Exercise requirements ->
Repeat every entry word for word, but leave the images out of your copy.

[Items from a data source]
▼
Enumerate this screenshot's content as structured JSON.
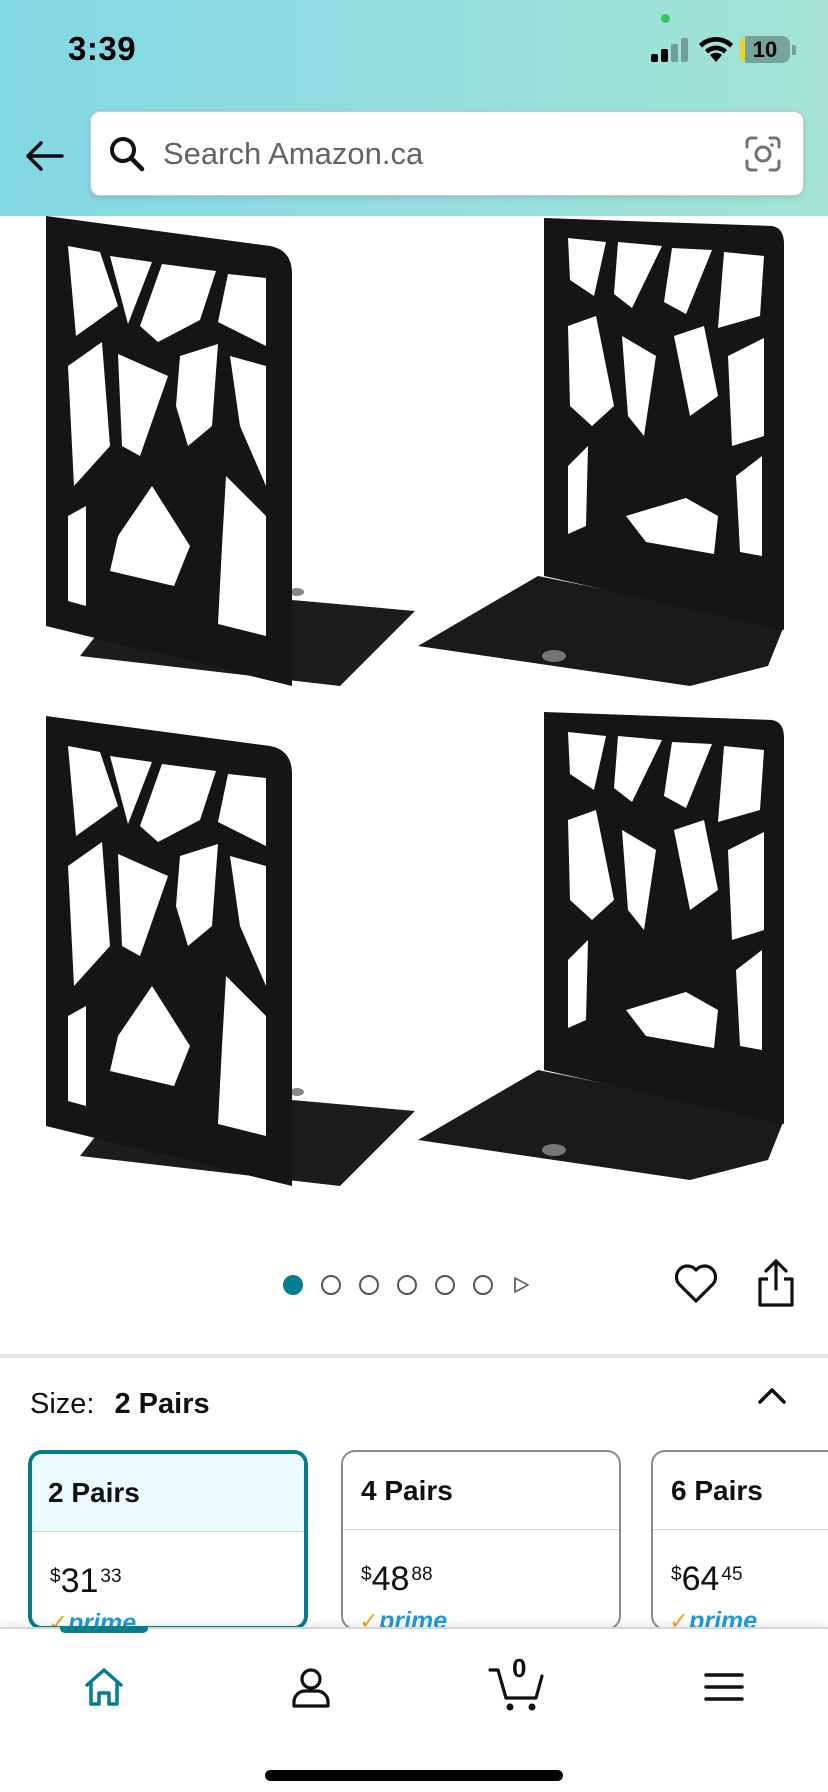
{
  "status_bar": {
    "time": "3:39",
    "battery": "10",
    "battery_level": 0.1
  },
  "search": {
    "placeholder": "Search Amazon.ca"
  },
  "gallery": {
    "image_count": 6,
    "current_index": 1,
    "icons": [
      "back-arrow-icon",
      "search-icon",
      "camera-lens-icon",
      "heart-icon",
      "share-icon",
      "play-next-icon"
    ]
  },
  "size": {
    "label": "Size:",
    "selected": "2 Pairs",
    "options": [
      {
        "name": "2 Pairs",
        "currency": "$",
        "whole": "31",
        "fraction": "33",
        "prime": "prime",
        "selected": true
      },
      {
        "name": "4 Pairs",
        "currency": "$",
        "whole": "48",
        "fraction": "88",
        "prime": "prime",
        "selected": false
      },
      {
        "name": "6 Pairs",
        "currency": "$",
        "whole": "64",
        "fraction": "45",
        "prime": "prime",
        "selected": false
      }
    ]
  },
  "bottom_nav": {
    "items": [
      "home-icon",
      "account-icon",
      "cart-icon",
      "menu-icon"
    ],
    "cart_count": "0",
    "active": "home"
  },
  "colors": {
    "accent": "#067d8f",
    "prime_blue": "#1e9be0",
    "prime_check": "#f8a51c",
    "header_start": "#82d8e3",
    "header_end": "#a5e4d4"
  }
}
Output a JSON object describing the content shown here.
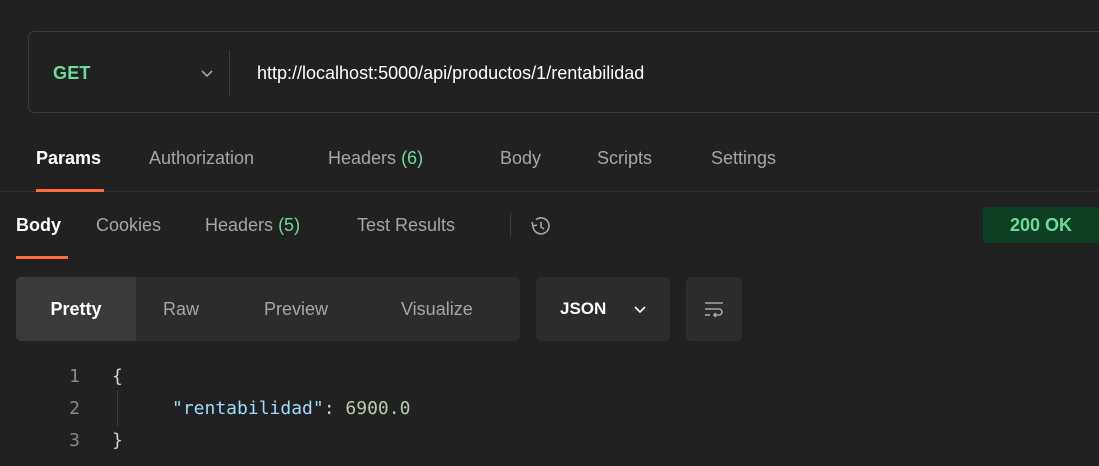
{
  "request": {
    "method": "GET",
    "url": "http://localhost:5000/api/productos/1/rentabilidad"
  },
  "request_tabs": {
    "params": "Params",
    "authorization": "Authorization",
    "headers_label": "Headers",
    "headers_count": "(6)",
    "body": "Body",
    "scripts": "Scripts",
    "settings": "Settings"
  },
  "response_tabs": {
    "body": "Body",
    "cookies": "Cookies",
    "headers_label": "Headers",
    "headers_count": "(5)",
    "test_results": "Test Results"
  },
  "status": "200 OK",
  "view_options": {
    "pretty": "Pretty",
    "raw": "Raw",
    "preview": "Preview",
    "visualize": "Visualize"
  },
  "format": "JSON",
  "icons": {
    "method_dropdown": "chevron-down-icon",
    "history": "history-icon",
    "format_dropdown": "chevron-down-icon",
    "wrap": "wrap-lines-icon"
  },
  "code": {
    "line_numbers": [
      "1",
      "2",
      "3"
    ],
    "open_brace": "{",
    "key": "\"rentabilidad\"",
    "colon": ": ",
    "value": "6900.0",
    "close_brace": "}"
  },
  "colors": {
    "background": "#212121",
    "method_green": "#6bdd9a",
    "accent_orange": "#ff6c37",
    "status_bg": "#0f3f22"
  }
}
▲
Final result ->
Enumerate this screenshot's content as structured JSON.
{
  "status_bar": {
    "time": "3:39",
    "battery": "10",
    "battery_level": 0.1
  },
  "search": {
    "placeholder": "Search Amazon.ca"
  },
  "gallery": {
    "image_count": 6,
    "current_index": 1,
    "icons": [
      "back-arrow-icon",
      "search-icon",
      "camera-lens-icon",
      "heart-icon",
      "share-icon",
      "play-next-icon"
    ]
  },
  "size": {
    "label": "Size:",
    "selected": "2 Pairs",
    "options": [
      {
        "name": "2 Pairs",
        "currency": "$",
        "whole": "31",
        "fraction": "33",
        "prime": "prime",
        "selected": true
      },
      {
        "name": "4 Pairs",
        "currency": "$",
        "whole": "48",
        "fraction": "88",
        "prime": "prime",
        "selected": false
      },
      {
        "name": "6 Pairs",
        "currency": "$",
        "whole": "64",
        "fraction": "45",
        "prime": "prime",
        "selected": false
      }
    ]
  },
  "bottom_nav": {
    "items": [
      "home-icon",
      "account-icon",
      "cart-icon",
      "menu-icon"
    ],
    "cart_count": "0",
    "active": "home"
  },
  "colors": {
    "accent": "#067d8f",
    "prime_blue": "#1e9be0",
    "prime_check": "#f8a51c",
    "header_start": "#82d8e3",
    "header_end": "#a5e4d4"
  }
}
Output a JSON object describing the content shown here.
{
  "request": {
    "method": "GET",
    "url": "http://localhost:5000/api/productos/1/rentabilidad"
  },
  "request_tabs": {
    "params": "Params",
    "authorization": "Authorization",
    "headers_label": "Headers",
    "headers_count": "(6)",
    "body": "Body",
    "scripts": "Scripts",
    "settings": "Settings"
  },
  "response_tabs": {
    "body": "Body",
    "cookies": "Cookies",
    "headers_label": "Headers",
    "headers_count": "(5)",
    "test_results": "Test Results"
  },
  "status": "200 OK",
  "view_options": {
    "pretty": "Pretty",
    "raw": "Raw",
    "preview": "Preview",
    "visualize": "Visualize"
  },
  "format": "JSON",
  "icons": {
    "method_dropdown": "chevron-down-icon",
    "history": "history-icon",
    "format_dropdown": "chevron-down-icon",
    "wrap": "wrap-lines-icon"
  },
  "code": {
    "line_numbers": [
      "1",
      "2",
      "3"
    ],
    "open_brace": "{",
    "key": "\"rentabilidad\"",
    "colon": ": ",
    "value": "6900.0",
    "close_brace": "}"
  },
  "colors": {
    "background": "#212121",
    "method_green": "#6bdd9a",
    "accent_orange": "#ff6c37",
    "status_bg": "#0f3f22"
  }
}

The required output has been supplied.